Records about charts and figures
▬▬▬▬▬▬▬▬▬▬
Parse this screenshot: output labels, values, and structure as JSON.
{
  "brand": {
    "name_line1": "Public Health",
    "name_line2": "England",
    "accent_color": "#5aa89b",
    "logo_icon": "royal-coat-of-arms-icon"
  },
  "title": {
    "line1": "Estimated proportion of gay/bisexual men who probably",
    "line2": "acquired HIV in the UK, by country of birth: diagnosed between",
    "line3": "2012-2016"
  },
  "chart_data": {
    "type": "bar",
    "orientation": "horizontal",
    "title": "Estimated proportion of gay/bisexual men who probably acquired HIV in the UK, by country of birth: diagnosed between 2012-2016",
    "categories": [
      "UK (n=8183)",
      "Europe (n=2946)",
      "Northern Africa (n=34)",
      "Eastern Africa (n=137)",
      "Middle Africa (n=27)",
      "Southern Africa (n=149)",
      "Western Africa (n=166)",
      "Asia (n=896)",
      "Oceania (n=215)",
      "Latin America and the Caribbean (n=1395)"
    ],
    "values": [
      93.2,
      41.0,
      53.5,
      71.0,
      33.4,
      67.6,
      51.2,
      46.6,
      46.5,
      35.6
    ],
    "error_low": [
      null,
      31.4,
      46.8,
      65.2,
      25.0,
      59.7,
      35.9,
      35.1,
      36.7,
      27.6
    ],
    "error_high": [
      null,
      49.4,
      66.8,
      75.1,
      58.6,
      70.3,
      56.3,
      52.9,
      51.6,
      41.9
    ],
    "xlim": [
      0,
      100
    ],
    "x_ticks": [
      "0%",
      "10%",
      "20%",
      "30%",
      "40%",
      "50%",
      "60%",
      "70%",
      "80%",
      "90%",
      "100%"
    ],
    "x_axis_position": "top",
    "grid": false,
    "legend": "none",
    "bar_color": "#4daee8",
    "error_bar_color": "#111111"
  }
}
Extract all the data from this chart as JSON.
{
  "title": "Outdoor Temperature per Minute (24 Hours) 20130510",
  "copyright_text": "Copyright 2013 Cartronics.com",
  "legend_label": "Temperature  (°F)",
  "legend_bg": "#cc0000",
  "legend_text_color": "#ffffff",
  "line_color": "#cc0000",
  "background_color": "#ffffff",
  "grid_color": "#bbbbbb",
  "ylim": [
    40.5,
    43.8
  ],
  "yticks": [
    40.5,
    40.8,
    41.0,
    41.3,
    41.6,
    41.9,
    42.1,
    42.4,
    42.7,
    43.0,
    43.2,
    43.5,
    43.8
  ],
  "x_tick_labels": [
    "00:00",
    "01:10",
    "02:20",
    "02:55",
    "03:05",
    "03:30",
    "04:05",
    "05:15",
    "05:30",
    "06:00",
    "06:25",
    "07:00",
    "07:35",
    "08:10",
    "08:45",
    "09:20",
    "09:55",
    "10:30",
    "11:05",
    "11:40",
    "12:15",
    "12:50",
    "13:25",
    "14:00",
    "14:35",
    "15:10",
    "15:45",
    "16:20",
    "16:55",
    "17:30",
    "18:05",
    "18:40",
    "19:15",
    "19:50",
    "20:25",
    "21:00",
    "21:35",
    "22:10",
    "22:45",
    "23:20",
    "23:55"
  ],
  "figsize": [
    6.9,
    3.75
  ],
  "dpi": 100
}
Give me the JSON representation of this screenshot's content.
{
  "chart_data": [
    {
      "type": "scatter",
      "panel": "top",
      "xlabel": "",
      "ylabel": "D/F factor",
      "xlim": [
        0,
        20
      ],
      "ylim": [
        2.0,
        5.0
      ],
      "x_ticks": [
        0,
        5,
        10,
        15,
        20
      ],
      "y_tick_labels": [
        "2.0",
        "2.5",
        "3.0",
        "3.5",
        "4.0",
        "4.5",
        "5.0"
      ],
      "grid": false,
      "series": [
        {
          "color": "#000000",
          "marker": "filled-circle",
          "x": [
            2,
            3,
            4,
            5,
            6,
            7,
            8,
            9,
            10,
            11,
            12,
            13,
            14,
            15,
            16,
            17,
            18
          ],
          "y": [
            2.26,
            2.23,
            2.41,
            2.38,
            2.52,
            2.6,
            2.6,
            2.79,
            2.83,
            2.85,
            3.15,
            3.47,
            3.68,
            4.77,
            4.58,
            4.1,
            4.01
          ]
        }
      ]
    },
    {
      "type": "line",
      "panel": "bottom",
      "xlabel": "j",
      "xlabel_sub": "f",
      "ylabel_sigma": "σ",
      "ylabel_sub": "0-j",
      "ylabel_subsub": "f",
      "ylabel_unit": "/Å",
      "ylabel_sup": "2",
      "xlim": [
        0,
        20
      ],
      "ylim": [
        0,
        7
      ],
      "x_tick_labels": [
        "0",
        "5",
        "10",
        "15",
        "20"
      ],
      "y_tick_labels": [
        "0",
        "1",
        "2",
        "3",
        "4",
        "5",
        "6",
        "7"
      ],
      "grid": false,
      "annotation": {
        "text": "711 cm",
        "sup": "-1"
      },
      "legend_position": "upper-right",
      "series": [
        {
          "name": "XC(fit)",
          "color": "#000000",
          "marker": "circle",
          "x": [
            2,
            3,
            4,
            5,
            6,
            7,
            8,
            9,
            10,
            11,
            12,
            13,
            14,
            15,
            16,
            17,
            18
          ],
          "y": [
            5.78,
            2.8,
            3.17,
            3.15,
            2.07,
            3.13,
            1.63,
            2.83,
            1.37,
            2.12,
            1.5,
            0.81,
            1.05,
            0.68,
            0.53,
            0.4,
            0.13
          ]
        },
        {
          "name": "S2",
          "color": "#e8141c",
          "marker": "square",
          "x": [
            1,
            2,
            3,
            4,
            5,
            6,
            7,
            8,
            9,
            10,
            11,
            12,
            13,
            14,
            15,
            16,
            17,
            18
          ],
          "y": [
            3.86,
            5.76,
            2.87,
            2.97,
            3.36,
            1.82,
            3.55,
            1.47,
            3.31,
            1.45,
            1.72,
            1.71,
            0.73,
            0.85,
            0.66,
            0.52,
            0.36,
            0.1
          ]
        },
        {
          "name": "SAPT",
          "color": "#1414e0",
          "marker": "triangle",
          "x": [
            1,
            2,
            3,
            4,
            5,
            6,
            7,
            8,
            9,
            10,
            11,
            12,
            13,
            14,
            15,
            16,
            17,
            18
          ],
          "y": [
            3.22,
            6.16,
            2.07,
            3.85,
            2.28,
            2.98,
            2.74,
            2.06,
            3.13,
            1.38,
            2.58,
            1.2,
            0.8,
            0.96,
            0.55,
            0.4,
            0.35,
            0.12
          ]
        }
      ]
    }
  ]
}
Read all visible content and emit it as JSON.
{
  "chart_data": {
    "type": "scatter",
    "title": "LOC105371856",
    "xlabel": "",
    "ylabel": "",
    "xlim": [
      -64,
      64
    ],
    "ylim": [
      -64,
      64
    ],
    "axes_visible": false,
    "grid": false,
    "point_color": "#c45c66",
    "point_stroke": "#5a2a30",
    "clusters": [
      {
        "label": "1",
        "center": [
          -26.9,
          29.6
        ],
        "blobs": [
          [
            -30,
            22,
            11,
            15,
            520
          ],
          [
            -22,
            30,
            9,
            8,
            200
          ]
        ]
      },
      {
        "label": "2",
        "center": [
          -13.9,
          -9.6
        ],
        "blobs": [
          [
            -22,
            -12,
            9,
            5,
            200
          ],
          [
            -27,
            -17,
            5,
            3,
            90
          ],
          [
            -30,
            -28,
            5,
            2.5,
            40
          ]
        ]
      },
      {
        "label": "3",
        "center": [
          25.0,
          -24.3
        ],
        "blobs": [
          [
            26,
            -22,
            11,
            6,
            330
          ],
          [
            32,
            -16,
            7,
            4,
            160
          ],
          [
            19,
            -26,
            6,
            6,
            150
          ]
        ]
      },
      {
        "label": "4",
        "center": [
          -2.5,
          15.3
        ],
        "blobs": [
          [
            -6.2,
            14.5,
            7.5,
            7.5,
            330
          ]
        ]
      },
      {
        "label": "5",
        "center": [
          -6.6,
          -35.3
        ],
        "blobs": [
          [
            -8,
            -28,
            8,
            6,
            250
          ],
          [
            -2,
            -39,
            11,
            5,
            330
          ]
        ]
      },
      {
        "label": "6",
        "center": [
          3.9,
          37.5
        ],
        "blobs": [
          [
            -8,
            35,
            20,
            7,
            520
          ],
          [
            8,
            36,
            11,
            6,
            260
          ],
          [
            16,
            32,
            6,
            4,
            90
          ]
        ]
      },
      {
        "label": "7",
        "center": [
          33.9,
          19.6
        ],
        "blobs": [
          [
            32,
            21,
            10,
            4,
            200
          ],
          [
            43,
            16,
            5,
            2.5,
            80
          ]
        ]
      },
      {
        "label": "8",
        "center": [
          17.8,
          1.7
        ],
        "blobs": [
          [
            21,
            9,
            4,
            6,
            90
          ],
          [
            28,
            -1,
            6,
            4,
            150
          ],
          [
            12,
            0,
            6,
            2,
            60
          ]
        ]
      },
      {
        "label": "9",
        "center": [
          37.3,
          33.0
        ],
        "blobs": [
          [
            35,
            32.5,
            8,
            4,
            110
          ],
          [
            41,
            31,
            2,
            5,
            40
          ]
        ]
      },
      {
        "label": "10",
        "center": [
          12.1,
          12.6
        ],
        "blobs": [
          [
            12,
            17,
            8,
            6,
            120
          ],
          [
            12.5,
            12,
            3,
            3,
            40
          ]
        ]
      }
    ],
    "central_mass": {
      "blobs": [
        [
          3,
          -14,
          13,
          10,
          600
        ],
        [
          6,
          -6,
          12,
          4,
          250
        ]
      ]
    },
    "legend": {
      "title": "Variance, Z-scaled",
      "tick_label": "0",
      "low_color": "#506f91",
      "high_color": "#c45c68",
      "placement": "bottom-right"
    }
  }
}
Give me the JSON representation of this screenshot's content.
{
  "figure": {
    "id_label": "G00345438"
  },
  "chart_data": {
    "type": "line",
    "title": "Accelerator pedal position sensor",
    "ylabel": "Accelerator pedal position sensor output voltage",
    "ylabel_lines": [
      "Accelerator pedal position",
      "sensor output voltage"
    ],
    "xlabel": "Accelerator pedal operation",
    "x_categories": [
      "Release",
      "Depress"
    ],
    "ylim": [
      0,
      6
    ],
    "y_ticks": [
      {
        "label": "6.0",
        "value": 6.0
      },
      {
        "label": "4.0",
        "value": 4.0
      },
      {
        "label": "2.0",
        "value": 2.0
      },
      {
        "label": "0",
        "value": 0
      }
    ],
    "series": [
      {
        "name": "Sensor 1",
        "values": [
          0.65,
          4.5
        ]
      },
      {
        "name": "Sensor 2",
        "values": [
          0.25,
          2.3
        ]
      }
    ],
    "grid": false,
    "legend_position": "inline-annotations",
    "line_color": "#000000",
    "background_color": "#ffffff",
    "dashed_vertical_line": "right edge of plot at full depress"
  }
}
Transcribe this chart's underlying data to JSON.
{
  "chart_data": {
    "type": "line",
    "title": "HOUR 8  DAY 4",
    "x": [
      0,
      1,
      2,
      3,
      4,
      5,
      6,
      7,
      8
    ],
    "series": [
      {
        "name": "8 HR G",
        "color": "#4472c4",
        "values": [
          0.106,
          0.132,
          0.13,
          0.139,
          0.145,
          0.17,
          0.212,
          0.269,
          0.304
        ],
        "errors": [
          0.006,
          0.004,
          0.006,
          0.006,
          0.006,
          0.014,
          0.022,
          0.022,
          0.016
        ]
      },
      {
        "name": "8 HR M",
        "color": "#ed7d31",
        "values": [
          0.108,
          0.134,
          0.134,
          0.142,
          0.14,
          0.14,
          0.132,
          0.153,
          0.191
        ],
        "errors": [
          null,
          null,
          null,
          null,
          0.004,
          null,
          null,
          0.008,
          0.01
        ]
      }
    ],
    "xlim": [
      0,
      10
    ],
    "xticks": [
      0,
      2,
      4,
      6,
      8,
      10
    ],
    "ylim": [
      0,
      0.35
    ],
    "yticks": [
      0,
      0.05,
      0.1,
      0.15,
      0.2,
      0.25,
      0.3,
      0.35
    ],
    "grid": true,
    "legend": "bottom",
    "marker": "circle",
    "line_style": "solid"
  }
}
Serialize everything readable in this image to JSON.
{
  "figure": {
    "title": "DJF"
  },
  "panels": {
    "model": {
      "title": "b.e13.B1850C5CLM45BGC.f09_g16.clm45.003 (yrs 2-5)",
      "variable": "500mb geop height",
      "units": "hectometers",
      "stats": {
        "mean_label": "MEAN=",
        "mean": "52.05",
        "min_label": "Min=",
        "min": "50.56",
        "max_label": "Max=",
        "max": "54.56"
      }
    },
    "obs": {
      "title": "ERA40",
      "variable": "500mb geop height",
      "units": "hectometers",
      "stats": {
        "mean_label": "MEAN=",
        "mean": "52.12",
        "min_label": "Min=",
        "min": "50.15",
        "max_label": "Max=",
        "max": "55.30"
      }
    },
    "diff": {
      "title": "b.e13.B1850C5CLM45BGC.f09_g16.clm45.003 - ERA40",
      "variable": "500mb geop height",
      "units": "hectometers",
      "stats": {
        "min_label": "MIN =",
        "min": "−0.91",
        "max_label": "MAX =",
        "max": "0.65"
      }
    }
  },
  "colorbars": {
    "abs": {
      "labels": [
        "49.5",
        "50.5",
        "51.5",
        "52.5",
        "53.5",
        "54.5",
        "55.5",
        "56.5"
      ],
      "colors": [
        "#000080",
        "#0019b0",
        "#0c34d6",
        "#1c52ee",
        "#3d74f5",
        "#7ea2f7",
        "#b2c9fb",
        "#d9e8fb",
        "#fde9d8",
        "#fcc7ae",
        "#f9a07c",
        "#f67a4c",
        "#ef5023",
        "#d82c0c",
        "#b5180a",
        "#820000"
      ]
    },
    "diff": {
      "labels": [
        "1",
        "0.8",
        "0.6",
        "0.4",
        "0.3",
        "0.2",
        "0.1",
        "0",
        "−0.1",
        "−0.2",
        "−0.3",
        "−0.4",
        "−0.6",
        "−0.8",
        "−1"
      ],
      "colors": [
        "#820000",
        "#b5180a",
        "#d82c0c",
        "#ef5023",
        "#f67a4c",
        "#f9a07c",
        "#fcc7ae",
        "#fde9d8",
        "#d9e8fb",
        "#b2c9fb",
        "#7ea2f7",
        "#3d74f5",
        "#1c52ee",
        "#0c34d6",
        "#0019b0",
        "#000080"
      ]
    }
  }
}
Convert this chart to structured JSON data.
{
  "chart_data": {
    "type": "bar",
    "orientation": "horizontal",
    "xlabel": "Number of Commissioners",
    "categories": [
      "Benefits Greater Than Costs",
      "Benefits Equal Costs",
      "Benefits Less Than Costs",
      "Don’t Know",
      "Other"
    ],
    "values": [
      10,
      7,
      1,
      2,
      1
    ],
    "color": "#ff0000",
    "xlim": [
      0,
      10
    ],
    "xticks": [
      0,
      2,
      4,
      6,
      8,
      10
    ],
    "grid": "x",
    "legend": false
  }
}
▬▬▬▬▬▬▬▬▬▬
→ Required work: Your task is to pick out every line with the string "Costs" and copy it.

→ Solution to the exercise:
      "Benefits Greater Than Costs",
      "Benefits Equal Costs",
      "Benefits Less Than Costs",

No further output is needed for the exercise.